→ **TRECHO DA PÁGINA**:
Aninha, quando tu me pergunta se eu acho que os conceitos com que eu construo minhas fotografias desaparecem quando eu tou com o Iphone nas mãos.. eu te respondo que os “conceitos” podem desaparecer sim, e até agora eu tenho fotografado com meu iPhone de forma completamente livre, como uma brincadeira, baseada apenas no que meu olho “gosta de ver”.. o que carrego comigo, em qualquer fotografia que faço independente do equipamento que uso, são meus conhecimentos, meus gostos, meus sentimentos.. pra mim, isso não poder ser considerado um “conceito” (falo essas coisas baseadas no meu entendimento de “conceito” na fotografia)..
e é claro que uma fotografia intuitiva pode estar completamente carregada de conceitos, eu não tou dizendo que não.. mas também pode não ter uma gota de conceito. no meu caso, quando eu pego um iPhone eu me sinto como a tua irmã, Aninha.. eu me sinto uma amadora brincando.. e é justamente isso que eu acho uma delícia no iPhone. eu saio na rua e fotografo sem ter na minha testa estampado que eu sou fotógrafa.. é exatamente como Bella falou eu tou “amadorizando” quando uso o iPhone.. mas isso não quer dizer que eu não possa profissionalizar a coisa.. e tem muita gente que ta profissionalizando.. Alexandre Belem deu um ótimo exemplo la no Olhavê, contando que uma foto que Claudio Edinger fez com o iPhone foi parar em um leilão http://www.olhave.com.br/blog/?p=7439.. o iPhone é como qualquer outra câmera fotográfica.. o uso e os resultados vai depender de quem ta com ele nas mãos..

→ **O QUE SE PEDE**:
• A. Transcreva do trecho sobre fotografia com iPhone tudo o que vai desde "e é claro que" até "ele nas mãos..".
• B. Prossiga, por favor, com o trecho sobre fotografia com iPhone a partir de onde ele termina.
Os registros a seguir são um material separado do trecho.

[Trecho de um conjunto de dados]
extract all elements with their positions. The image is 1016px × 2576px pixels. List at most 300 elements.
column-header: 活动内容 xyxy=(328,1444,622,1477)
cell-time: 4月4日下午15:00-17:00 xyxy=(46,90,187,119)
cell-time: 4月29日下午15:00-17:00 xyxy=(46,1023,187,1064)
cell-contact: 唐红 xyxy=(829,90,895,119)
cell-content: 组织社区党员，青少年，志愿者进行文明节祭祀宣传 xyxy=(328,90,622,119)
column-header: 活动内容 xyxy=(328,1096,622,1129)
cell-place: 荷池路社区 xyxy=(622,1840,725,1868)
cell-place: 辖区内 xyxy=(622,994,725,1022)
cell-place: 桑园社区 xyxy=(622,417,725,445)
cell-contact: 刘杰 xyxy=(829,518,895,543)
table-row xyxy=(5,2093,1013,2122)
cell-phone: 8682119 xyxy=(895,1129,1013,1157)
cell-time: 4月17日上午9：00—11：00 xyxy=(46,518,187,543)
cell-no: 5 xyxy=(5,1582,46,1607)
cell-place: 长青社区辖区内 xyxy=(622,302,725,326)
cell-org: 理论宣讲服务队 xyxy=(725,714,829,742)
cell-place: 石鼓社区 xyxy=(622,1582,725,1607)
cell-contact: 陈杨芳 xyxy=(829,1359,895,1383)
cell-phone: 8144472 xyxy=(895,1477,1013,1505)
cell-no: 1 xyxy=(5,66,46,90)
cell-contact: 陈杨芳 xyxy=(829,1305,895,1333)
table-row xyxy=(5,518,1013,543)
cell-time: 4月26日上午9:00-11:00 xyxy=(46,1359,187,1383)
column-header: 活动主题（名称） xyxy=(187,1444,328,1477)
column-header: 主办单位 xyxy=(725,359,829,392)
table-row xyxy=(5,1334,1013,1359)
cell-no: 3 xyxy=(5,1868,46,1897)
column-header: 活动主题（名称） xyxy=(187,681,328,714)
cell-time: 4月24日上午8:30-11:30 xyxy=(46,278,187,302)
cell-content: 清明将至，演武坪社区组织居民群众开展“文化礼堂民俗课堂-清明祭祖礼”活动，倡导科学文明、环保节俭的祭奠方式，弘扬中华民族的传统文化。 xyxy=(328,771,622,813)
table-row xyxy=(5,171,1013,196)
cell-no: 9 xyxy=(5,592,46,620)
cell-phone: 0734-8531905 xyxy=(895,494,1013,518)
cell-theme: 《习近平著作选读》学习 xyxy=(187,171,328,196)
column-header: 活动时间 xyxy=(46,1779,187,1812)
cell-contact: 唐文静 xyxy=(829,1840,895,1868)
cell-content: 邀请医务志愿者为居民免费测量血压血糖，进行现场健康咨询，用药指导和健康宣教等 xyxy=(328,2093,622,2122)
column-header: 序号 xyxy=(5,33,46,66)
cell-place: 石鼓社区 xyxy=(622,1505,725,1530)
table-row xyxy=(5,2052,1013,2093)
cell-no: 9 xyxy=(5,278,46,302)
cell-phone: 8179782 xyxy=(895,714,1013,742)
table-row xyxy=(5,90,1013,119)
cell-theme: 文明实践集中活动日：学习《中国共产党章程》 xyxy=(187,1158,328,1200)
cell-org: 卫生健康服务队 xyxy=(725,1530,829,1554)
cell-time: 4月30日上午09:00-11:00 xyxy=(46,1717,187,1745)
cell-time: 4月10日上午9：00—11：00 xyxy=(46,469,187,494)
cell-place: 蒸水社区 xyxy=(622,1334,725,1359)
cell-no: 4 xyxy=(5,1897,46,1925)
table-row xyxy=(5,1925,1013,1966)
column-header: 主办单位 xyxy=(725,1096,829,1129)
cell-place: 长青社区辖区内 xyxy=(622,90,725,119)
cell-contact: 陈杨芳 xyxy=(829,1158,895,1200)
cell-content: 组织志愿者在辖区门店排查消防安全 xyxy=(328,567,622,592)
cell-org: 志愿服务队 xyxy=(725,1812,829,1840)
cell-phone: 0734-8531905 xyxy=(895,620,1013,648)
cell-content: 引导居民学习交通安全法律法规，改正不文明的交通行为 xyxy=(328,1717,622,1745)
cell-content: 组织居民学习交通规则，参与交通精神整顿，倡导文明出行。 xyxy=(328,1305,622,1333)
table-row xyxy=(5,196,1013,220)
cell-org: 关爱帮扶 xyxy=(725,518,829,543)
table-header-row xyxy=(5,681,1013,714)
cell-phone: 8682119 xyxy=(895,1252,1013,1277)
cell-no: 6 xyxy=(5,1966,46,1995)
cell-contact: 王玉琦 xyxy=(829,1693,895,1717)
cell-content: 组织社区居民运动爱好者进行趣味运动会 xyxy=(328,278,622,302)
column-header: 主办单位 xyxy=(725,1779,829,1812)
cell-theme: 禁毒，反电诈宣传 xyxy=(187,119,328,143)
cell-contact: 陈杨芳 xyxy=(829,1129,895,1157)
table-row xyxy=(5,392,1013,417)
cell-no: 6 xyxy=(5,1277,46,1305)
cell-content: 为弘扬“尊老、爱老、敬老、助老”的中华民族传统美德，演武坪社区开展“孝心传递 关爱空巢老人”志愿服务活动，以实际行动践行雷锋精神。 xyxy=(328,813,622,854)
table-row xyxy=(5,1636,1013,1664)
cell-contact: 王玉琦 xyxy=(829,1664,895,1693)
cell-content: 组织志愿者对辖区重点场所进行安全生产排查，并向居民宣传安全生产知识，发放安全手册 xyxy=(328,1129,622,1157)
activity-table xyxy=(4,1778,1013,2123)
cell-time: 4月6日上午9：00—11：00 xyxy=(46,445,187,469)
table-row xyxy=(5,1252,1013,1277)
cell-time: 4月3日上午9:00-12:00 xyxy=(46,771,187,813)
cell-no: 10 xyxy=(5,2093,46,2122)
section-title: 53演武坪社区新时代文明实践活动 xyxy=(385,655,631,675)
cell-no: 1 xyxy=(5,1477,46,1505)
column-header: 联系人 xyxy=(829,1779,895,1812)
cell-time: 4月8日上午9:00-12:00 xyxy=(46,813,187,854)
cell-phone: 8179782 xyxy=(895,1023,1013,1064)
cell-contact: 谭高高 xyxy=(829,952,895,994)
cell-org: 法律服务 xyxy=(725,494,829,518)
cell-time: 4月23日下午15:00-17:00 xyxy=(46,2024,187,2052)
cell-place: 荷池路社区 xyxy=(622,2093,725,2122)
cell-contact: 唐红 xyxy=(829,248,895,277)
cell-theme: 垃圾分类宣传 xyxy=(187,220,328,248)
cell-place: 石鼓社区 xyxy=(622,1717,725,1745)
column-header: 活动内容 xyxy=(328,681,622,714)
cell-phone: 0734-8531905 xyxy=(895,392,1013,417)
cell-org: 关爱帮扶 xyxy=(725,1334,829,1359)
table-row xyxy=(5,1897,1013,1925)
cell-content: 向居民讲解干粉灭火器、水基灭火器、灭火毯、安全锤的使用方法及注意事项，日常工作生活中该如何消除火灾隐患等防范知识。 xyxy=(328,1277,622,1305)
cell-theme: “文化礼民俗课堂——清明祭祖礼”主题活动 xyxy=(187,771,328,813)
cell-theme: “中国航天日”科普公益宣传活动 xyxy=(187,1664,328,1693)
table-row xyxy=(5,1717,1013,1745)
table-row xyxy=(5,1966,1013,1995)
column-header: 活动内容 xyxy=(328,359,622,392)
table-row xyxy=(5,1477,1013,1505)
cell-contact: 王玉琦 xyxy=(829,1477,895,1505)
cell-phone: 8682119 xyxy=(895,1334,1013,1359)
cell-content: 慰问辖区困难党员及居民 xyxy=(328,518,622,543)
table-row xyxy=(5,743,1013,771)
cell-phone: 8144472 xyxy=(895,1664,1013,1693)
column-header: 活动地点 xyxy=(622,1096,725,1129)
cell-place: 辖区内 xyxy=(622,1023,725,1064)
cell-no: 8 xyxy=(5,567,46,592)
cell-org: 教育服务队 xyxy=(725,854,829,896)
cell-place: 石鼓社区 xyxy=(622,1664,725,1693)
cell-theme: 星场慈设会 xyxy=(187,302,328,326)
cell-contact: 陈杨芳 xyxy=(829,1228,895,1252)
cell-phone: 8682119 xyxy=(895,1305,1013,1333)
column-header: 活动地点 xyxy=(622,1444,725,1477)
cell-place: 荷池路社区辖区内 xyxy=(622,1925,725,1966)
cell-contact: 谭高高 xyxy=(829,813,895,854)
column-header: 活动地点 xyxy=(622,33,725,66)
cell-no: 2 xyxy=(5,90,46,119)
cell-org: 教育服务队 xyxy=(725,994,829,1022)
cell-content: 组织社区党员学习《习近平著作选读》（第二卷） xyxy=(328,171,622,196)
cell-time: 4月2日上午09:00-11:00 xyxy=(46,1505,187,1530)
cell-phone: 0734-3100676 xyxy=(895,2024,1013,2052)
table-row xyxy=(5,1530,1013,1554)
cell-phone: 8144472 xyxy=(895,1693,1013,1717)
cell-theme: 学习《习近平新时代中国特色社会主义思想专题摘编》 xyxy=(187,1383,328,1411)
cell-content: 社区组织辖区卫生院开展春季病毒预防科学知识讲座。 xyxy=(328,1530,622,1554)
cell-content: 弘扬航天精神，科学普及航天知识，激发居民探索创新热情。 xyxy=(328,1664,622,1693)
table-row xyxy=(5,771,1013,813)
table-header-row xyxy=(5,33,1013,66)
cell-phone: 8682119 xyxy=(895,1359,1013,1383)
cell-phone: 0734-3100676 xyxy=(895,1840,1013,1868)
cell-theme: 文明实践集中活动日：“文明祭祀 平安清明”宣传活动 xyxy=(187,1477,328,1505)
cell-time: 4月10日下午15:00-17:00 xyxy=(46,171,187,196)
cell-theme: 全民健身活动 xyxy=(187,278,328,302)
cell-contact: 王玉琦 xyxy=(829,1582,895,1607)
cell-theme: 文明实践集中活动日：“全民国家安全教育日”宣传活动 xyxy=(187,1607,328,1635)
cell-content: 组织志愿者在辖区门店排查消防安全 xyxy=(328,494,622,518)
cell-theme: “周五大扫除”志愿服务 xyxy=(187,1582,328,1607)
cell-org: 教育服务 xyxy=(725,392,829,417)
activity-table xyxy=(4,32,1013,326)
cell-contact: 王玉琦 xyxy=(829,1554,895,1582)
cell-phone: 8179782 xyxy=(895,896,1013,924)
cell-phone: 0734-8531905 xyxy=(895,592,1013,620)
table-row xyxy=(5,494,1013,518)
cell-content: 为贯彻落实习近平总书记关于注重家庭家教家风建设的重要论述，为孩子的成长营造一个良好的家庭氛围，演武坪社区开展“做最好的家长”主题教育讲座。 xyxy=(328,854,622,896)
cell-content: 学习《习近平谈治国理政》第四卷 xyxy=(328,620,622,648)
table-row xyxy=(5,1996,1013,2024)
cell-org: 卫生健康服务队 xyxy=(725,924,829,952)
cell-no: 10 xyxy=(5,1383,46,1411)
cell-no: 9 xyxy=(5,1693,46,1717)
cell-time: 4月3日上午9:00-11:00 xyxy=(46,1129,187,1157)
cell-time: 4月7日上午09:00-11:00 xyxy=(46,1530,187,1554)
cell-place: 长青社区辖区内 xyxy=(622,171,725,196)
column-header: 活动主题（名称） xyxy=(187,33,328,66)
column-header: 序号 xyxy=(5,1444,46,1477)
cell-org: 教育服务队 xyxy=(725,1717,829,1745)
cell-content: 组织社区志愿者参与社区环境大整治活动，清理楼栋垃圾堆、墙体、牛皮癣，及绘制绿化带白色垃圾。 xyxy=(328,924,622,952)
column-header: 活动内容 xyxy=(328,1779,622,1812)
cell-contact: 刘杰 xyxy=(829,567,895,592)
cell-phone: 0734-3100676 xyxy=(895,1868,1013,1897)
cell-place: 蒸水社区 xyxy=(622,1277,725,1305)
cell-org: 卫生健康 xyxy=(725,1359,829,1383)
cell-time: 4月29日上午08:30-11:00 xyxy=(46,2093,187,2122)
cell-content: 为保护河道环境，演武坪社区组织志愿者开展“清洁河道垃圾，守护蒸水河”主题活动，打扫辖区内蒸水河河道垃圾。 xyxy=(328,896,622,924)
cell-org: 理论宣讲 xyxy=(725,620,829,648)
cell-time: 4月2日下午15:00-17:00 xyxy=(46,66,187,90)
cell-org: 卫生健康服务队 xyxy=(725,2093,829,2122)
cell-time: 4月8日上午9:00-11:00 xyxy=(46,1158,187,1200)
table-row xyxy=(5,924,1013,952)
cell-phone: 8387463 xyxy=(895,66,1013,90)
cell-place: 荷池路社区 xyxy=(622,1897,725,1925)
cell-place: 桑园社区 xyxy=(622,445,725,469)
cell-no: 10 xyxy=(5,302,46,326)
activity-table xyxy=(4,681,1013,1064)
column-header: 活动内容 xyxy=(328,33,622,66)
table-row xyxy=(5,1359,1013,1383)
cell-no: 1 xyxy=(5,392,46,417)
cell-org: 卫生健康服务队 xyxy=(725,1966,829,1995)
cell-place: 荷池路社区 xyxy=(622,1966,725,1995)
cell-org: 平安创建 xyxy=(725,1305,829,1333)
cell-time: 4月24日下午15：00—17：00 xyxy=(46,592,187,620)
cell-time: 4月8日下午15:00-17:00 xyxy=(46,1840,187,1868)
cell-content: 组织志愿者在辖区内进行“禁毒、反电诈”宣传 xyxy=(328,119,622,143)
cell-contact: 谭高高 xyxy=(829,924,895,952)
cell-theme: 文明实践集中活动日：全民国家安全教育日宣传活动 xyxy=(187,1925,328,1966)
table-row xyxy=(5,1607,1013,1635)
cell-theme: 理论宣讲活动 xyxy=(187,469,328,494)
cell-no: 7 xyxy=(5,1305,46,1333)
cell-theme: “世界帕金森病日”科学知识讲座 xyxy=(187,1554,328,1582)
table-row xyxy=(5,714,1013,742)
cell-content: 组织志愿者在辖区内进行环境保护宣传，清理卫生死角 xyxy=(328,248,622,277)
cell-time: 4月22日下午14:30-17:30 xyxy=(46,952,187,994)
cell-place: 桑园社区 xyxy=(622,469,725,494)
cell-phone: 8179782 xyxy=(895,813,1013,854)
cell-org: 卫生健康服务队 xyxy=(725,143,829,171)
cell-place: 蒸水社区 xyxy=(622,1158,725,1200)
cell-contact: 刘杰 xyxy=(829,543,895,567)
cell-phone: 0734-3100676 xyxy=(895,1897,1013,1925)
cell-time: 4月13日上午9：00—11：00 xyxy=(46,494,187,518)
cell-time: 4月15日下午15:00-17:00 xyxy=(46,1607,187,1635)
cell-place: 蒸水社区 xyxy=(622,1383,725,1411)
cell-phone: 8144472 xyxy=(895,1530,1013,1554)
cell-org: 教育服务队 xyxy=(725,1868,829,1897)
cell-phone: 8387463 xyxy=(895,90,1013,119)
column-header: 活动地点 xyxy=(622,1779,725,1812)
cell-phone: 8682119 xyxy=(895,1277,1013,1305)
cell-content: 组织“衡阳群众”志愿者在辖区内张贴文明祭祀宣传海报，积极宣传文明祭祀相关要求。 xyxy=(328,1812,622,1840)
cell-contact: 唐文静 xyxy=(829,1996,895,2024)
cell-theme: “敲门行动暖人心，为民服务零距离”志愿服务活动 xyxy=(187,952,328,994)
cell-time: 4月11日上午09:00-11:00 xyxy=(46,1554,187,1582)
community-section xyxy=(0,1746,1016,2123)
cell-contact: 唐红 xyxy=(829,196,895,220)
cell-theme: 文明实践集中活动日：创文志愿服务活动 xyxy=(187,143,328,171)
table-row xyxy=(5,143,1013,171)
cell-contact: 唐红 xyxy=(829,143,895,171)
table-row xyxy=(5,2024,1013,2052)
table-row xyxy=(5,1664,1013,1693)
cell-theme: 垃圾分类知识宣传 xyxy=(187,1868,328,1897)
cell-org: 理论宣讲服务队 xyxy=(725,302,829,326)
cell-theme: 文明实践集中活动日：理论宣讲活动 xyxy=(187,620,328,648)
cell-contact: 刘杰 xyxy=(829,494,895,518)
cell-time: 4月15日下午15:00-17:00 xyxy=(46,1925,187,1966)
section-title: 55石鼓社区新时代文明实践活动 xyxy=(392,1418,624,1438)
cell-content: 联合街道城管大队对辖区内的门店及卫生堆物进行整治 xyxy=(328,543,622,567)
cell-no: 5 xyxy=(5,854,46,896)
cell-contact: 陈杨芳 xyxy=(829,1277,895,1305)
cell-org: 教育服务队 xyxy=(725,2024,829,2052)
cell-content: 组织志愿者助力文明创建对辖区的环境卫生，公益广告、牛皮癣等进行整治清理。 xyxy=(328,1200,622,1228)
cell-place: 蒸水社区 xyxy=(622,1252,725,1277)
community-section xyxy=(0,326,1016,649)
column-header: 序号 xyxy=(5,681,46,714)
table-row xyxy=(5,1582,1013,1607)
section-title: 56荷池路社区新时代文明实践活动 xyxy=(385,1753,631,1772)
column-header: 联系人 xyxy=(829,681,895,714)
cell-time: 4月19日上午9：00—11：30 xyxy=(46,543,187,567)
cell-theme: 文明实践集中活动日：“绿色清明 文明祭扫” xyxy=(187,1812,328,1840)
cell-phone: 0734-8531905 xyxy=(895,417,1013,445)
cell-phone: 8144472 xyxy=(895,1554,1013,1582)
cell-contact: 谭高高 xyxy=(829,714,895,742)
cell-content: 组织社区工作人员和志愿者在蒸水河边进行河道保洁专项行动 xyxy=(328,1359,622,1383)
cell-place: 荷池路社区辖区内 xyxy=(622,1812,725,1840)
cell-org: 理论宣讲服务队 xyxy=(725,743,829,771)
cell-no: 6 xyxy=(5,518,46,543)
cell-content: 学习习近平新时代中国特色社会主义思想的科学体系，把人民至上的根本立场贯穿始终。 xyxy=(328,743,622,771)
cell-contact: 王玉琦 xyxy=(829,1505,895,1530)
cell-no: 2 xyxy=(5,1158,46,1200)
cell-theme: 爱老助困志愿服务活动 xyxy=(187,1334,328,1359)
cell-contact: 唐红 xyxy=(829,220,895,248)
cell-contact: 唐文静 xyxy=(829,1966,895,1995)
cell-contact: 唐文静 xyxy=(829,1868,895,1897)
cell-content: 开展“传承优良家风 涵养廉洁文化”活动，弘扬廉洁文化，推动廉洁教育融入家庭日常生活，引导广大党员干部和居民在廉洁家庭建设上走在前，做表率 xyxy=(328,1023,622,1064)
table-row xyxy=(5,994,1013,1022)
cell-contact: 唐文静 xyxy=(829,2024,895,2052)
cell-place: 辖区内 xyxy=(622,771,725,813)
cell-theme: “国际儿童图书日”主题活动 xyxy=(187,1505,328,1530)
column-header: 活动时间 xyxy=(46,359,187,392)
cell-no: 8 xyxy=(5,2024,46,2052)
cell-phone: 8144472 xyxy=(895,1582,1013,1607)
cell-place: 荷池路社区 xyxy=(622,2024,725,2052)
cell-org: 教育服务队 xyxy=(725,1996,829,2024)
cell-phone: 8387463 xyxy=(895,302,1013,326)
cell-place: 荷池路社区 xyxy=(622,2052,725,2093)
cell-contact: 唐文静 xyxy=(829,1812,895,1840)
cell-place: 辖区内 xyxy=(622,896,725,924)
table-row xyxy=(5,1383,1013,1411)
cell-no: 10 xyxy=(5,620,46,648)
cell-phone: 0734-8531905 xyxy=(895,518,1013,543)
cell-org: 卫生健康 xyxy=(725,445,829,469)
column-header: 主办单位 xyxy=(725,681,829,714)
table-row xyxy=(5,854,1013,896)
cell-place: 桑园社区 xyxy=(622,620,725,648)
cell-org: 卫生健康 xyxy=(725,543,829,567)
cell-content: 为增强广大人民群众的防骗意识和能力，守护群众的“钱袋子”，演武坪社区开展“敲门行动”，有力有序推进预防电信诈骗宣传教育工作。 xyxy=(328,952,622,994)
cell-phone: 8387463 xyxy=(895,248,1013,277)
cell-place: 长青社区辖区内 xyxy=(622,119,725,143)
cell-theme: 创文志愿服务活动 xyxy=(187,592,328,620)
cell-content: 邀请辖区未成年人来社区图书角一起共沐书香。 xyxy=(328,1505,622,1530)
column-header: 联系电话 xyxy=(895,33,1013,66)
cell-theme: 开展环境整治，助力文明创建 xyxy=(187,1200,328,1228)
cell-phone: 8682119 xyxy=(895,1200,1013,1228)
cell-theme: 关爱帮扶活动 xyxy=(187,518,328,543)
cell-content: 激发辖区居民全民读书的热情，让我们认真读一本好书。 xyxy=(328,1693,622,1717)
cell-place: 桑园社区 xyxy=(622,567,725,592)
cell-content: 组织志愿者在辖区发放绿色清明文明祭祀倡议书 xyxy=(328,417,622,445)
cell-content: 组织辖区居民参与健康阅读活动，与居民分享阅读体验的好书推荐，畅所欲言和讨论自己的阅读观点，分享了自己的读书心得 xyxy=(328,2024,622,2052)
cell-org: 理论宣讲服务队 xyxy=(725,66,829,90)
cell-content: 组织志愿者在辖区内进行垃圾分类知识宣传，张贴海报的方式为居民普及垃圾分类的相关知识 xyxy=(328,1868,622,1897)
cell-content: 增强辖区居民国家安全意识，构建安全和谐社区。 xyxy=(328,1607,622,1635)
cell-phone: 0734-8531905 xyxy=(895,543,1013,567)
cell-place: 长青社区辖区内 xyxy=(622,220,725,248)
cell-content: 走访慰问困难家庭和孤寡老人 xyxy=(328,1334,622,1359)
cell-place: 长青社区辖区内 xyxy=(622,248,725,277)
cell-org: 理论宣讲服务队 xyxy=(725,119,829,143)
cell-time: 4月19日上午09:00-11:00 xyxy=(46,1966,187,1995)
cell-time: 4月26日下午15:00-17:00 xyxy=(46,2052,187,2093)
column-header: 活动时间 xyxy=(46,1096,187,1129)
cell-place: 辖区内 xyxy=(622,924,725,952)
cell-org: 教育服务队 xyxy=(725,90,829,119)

→ **AS RESPOSTAS**:
• A.
e é claro que uma fotografia intuitiva pode estar completamente carregada de conceitos, eu não tou dizendo que não.. mas também pode não ter uma gota de conceito. no meu caso, quando eu pego um iPhone eu me sinto como a tua irmã, Aninha.. eu me sinto uma amadora brincando.. e é justamente isso que eu acho uma delícia no iPhone. eu saio na rua e fotografo sem ter na minha testa estampado que eu sou fotógrafa.. é exatamente como Bella falou eu tou “amadorizando” quando uso o iPhone.. mas isso não quer dizer que eu não possa profissionalizar a coisa.. e tem muita gente que ta profissionalizando.. Alexandre Belem deu um ótimo exemplo la no Olhavê, contando que uma foto que Claudio Edinger fez com o iPhone foi parar em um leilão http://www.olhave.com.br/blog/?p=7439.. o iPhone é como qualquer outra câmera fotográfica.. o uso e os resultados vai depender de quem ta com ele nas mãos..

• B.
e o iPhone tem despertado a fotografia na pessoas, isso é uma coisa linda que tem acontecido, e acontecido muito! tem muita gente que não tinha o menor interesse por fotografia e quando pegou o iPhone, começou a pensar em enquadramento, cor, luz etc.. etc.. tem gente brincando de fotografar e fazendo fotografia muito boa!!! Gatis é um ótimo exemplo disso: começou a fotografar com o iPhone, pirou na câmera, nos filtros, fez um monte de foto linda e gostou tanto da brincadeira que depois comprou uma SLR..
nossas idéias são bem parecidas sim, Bella.. so acho que daqui há alguns anos vai ser mais fácil ver e entender esse valor da estética do iPhone.. isso não quer dizer que eu ache lindo essas milhões de fotos com a mesma cara que estão sendo produzidas, porque cansa mesmo.. mas acho que a gente não pode negar que essa homogeneidade esteja sacudindo as cabeças das pessoas.. acho que se não tivesse valor como estética a gente não estaria aqui debatendo isso.. ne?
guilherme gatis clicou na opção “curtir” pra esse comentário de pri =)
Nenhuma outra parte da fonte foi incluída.